Your task is to print the material below exactly as presented.

Dataset records

##############################

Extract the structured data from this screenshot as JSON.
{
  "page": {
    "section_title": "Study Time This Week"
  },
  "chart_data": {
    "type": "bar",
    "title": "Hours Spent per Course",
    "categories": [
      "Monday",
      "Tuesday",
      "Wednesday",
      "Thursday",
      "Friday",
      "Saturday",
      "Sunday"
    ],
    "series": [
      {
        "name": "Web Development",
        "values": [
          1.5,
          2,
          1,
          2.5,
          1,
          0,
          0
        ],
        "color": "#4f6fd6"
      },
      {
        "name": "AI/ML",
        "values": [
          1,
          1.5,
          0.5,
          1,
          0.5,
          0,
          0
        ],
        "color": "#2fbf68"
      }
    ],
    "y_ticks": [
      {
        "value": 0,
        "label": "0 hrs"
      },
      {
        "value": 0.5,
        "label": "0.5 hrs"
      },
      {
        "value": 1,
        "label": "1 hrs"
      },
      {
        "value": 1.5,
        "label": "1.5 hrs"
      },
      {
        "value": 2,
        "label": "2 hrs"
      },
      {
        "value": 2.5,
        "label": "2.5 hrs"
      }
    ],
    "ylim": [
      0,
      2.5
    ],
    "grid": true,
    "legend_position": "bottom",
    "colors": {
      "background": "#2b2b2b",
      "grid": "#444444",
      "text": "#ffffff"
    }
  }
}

##############################

RESPONSE:
Extract the structured data from this screenshot as JSON.
{
  "page": {
    "section_title": "Study Time This Week"
  },
  "chart_data": {
    "type": "bar",
    "title": "Hours Spent per Course",
    "categories": [
      "Monday",
      "Tuesday",
      "Wednesday",
      "Thursday",
      "Friday",
      "Saturday",
      "Sunday"
    ],
    "series": [
      {
        "name": "Web Development",
        "values": [
          1.5,
          2,
          1,
          2.5,
          1,
          0,
          0
        ],
        "color": "#4f6fd6"
      },
      {
        "name": "AI/ML",
        "values": [
          1,
          1.5,
          0.5,
          1,
          0.5,
          0,
          0
        ],
        "color": "#2fbf68"
      }
    ],
    "y_ticks": [
      {
        "value": 0,
        "label": "0 hrs"
      },
      {
        "value": 0.5,
        "label": "0.5 hrs"
      },
      {
        "value": 1,
        "label": "1 hrs"
      },
      {
        "value": 1.5,
        "label": "1.5 hrs"
      },
      {
        "value": 2,
        "label": "2 hrs"
      },
      {
        "value": 2.5,
        "label": "2.5 hrs"
      }
    ],
    "ylim": [
      0,
      2.5
    ],
    "grid": true,
    "legend_position": "bottom",
    "colors": {
      "background": "#2b2b2b",
      "grid": "#444444",
      "text": "#ffffff"
    }
  }
}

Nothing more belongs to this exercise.